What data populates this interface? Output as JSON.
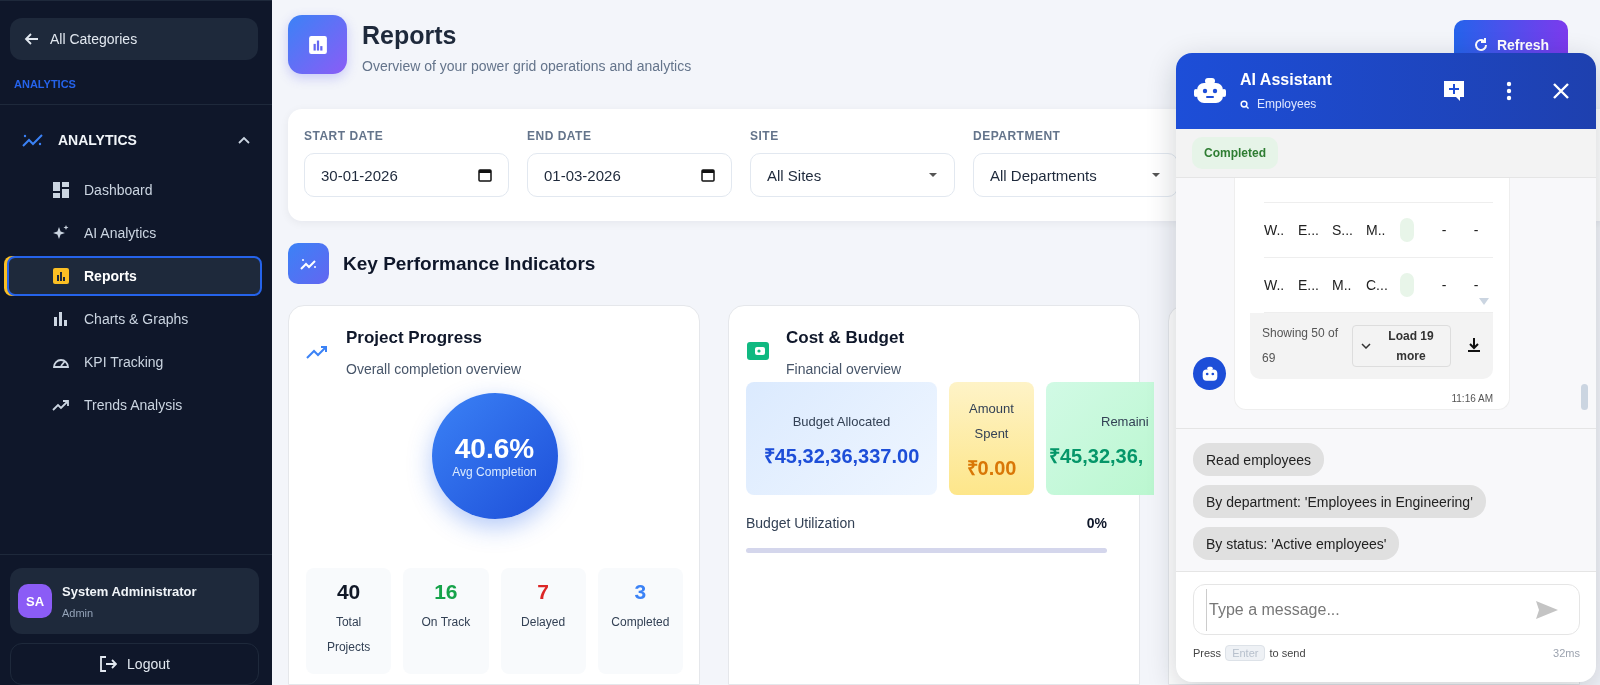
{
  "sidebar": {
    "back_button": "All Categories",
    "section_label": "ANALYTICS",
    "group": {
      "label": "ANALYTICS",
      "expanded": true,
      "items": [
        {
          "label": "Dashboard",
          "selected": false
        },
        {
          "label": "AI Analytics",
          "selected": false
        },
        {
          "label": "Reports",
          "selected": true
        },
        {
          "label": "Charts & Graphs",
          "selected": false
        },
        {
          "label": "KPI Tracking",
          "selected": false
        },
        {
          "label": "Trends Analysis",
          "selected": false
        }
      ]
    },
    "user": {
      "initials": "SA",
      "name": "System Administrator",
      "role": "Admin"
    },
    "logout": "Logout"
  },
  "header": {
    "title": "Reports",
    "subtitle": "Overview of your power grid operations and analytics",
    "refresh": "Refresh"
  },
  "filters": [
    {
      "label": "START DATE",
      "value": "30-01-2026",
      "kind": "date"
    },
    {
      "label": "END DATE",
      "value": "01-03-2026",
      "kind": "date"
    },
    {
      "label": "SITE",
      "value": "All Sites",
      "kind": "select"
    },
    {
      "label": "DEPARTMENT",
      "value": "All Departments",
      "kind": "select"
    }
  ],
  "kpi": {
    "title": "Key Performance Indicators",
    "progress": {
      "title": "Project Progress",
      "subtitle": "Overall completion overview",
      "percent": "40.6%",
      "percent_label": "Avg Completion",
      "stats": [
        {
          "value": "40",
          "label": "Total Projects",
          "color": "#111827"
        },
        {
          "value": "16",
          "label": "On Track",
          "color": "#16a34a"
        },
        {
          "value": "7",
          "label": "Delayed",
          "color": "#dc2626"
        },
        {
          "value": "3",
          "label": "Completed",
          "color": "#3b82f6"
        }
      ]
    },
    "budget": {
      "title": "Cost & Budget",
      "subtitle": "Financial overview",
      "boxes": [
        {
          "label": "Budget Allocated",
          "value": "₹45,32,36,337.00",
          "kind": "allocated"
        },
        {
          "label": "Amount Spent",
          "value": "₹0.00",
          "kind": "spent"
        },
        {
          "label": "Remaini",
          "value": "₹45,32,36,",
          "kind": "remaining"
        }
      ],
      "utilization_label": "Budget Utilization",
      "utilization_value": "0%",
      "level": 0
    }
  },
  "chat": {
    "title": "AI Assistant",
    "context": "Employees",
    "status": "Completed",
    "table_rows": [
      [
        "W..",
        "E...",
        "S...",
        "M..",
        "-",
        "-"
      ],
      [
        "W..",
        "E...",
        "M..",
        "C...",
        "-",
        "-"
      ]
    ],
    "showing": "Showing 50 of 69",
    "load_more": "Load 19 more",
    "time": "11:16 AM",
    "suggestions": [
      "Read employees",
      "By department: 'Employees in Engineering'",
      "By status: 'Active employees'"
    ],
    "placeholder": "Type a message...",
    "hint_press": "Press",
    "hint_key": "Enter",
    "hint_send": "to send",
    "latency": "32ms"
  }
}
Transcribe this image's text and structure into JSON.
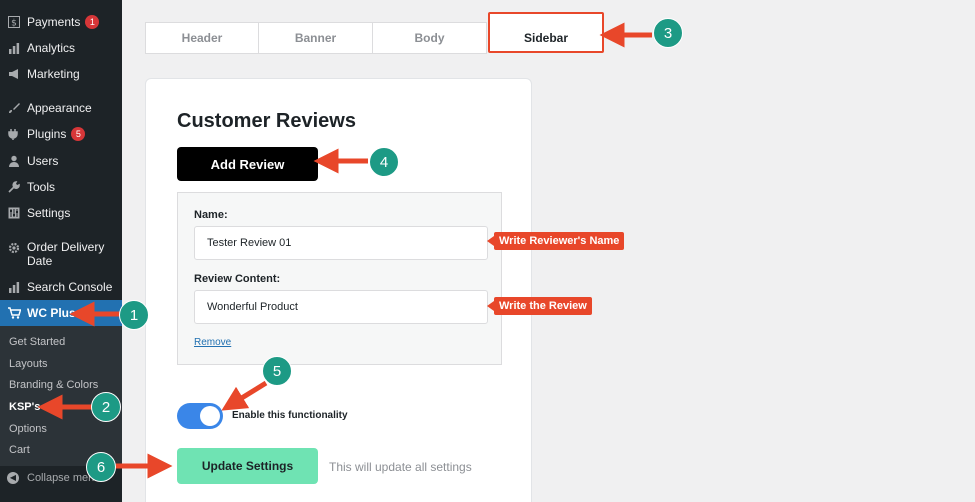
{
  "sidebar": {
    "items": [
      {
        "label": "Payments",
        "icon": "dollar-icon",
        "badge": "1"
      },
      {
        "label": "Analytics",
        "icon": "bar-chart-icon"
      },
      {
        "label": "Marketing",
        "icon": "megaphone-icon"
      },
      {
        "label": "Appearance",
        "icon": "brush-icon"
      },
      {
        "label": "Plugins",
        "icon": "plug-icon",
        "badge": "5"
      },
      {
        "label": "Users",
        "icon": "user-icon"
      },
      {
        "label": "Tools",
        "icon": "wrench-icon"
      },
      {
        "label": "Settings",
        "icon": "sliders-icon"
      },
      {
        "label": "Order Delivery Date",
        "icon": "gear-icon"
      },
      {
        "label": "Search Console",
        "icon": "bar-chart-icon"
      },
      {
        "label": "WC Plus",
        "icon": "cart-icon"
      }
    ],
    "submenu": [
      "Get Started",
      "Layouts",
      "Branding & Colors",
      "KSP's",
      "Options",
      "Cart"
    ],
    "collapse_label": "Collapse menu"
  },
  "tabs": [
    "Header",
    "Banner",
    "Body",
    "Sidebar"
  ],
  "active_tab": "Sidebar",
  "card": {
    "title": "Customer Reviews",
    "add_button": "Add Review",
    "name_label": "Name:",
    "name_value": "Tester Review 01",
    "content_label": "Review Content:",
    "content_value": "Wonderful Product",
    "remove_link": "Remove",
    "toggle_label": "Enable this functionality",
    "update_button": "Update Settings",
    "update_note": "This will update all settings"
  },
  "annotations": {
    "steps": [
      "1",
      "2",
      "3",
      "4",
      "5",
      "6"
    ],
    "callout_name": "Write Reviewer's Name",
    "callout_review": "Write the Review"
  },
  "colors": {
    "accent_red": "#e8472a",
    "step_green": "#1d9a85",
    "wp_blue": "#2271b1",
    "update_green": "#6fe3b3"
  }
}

+--

Problem statement:
Copy each line of the records precisely and drop any images they hold.

Exercise response:
What data populates this interface? Output as JSON.
{
  "sidebar": {
    "back_button": "All Categories",
    "section_label": "ANALYTICS",
    "group": {
      "label": "ANALYTICS",
      "expanded": true,
      "items": [
        {
          "label": "Dashboard",
          "selected": false
        },
        {
          "label": "AI Analytics",
          "selected": false
        },
        {
          "label": "Reports",
          "selected": true
        },
        {
          "label": "Charts & Graphs",
          "selected": false
        },
        {
          "label": "KPI Tracking",
          "selected": false
        },
        {
          "label": "Trends Analysis",
          "selected": false
        }
      ]
    },
    "user": {
      "initials": "SA",
      "name": "System Administrator",
      "role": "Admin"
    },
    "logout": "Logout"
  },
  "header": {
    "title": "Reports",
    "subtitle": "Overview of your power grid operations and analytics",
    "refresh": "Refresh"
  },
  "filters": [
    {
      "label": "START DATE",
      "value": "30-01-2026",
      "kind": "date"
    },
    {
      "label": "END DATE",
      "value": "01-03-2026",
      "kind": "date"
    },
    {
      "label": "SITE",
      "value": "All Sites",
      "kind": "select"
    },
    {
      "label": "DEPARTMENT",
      "value": "All Departments",
      "kind": "select"
    }
  ],
  "kpi": {
    "title": "Key Performance Indicators",
    "progress": {
      "title": "Project Progress",
      "subtitle": "Overall completion overview",
      "percent": "40.6%",
      "percent_label": "Avg Completion",
      "stats": [
        {
          "value": "40",
          "label": "Total Projects",
          "color": "#111827"
        },
        {
          "value": "16",
          "label": "On Track",
          "color": "#16a34a"
        },
        {
          "value": "7",
          "label": "Delayed",
          "color": "#dc2626"
        },
        {
          "value": "3",
          "label": "Completed",
          "color": "#3b82f6"
        }
      ]
    },
    "budget": {
      "title": "Cost & Budget",
      "subtitle": "Financial overview",
      "boxes": [
        {
          "label": "Budget Allocated",
          "value": "₹45,32,36,337.00",
          "kind": "allocated"
        },
        {
          "label": "Amount Spent",
          "value": "₹0.00",
          "kind": "spent"
        },
        {
          "label": "Remaini",
          "value": "₹45,32,36,",
          "kind": "remaining"
        }
      ],
      "utilization_label": "Budget Utilization",
      "utilization_value": "0%",
      "level": 0
    }
  },
  "chat": {
    "title": "AI Assistant",
    "context": "Employees",
    "status": "Completed",
    "table_rows": [
      [
        "W..",
        "E...",
        "S...",
        "M..",
        "-",
        "-"
      ],
      [
        "W..",
        "E...",
        "M..",
        "C...",
        "-",
        "-"
      ]
    ],
    "showing": "Showing 50 of 69",
    "load_more": "Load 19 more",
    "time": "11:16 AM",
    "suggestions": [
      "Read employees",
      "By department: 'Employees in Engineering'",
      "By status: 'Active employees'"
    ],
    "placeholder": "Type a message...",
    "hint_press": "Press",
    "hint_key": "Enter",
    "hint_send": "to send",
    "latency": "32ms"
  }
}
Transcribe this image's text and structure into JSON.
{
  "sidebar": {
    "items": [
      {
        "label": "Payments",
        "icon": "dollar-icon",
        "badge": "1"
      },
      {
        "label": "Analytics",
        "icon": "bar-chart-icon"
      },
      {
        "label": "Marketing",
        "icon": "megaphone-icon"
      },
      {
        "label": "Appearance",
        "icon": "brush-icon"
      },
      {
        "label": "Plugins",
        "icon": "plug-icon",
        "badge": "5"
      },
      {
        "label": "Users",
        "icon": "user-icon"
      },
      {
        "label": "Tools",
        "icon": "wrench-icon"
      },
      {
        "label": "Settings",
        "icon": "sliders-icon"
      },
      {
        "label": "Order Delivery Date",
        "icon": "gear-icon"
      },
      {
        "label": "Search Console",
        "icon": "bar-chart-icon"
      },
      {
        "label": "WC Plus",
        "icon": "cart-icon"
      }
    ],
    "submenu": [
      "Get Started",
      "Layouts",
      "Branding & Colors",
      "KSP's",
      "Options",
      "Cart"
    ],
    "collapse_label": "Collapse menu"
  },
  "tabs": [
    "Header",
    "Banner",
    "Body",
    "Sidebar"
  ],
  "active_tab": "Sidebar",
  "card": {
    "title": "Customer Reviews",
    "add_button": "Add Review",
    "name_label": "Name:",
    "name_value": "Tester Review 01",
    "content_label": "Review Content:",
    "content_value": "Wonderful Product",
    "remove_link": "Remove",
    "toggle_label": "Enable this functionality",
    "update_button": "Update Settings",
    "update_note": "This will update all settings"
  },
  "annotations": {
    "steps": [
      "1",
      "2",
      "3",
      "4",
      "5",
      "6"
    ],
    "callout_name": "Write Reviewer's Name",
    "callout_review": "Write the Review"
  },
  "colors": {
    "accent_red": "#e8472a",
    "step_green": "#1d9a85",
    "wp_blue": "#2271b1",
    "update_green": "#6fe3b3"
  }
}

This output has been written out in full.